Direction:
Quote the whole listing word for word. Do not include the pictures.

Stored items
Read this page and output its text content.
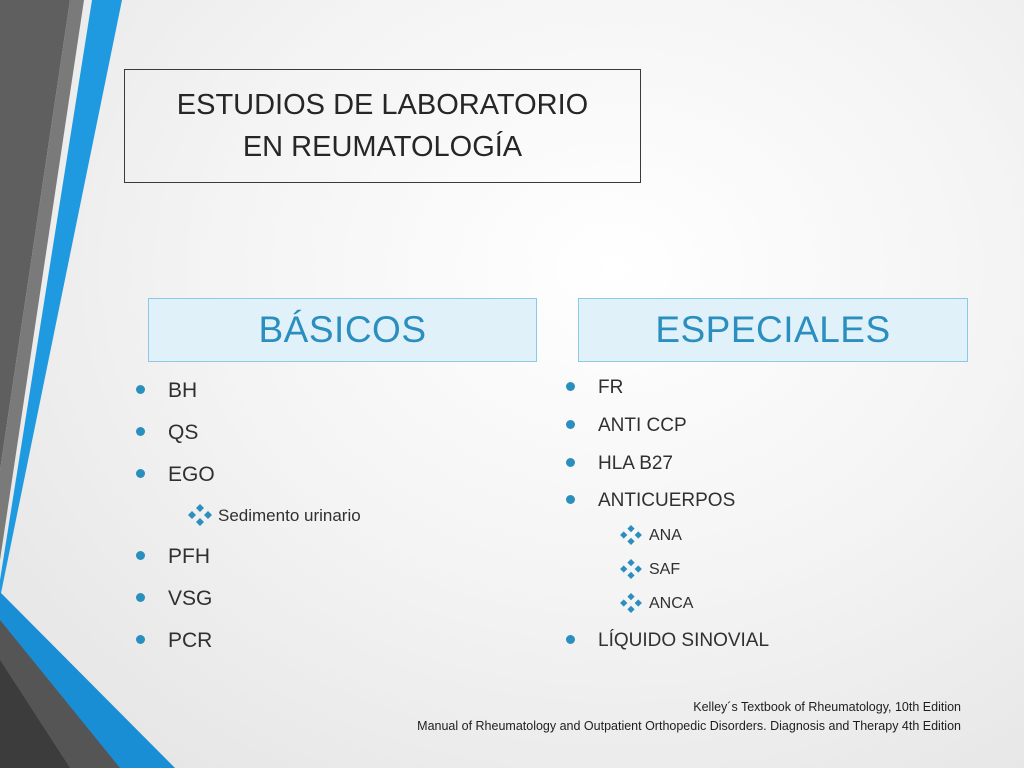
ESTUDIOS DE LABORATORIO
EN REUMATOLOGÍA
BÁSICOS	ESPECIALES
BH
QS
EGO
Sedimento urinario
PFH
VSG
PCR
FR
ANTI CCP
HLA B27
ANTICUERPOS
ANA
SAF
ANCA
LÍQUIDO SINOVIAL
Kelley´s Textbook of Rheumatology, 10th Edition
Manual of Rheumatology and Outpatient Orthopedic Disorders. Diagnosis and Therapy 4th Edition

Answer for the task:
Read this page and output its text content.
ESTUDIOS DE LABORATORIO
EN REUMATOLOGÍA
BÁSICOS	ESPECIALES
BH
QS
EGO
Sedimento urinario
PFH
VSG
PCR
FR
ANTI CCP
HLA B27
ANTICUERPOS
ANA
SAF
ANCA
LÍQUIDO SINOVIAL
Kelley´s Textbook of Rheumatology, 10th Edition
Manual of Rheumatology and Outpatient Orthopedic Disorders. Diagnosis and Therapy 4th Edition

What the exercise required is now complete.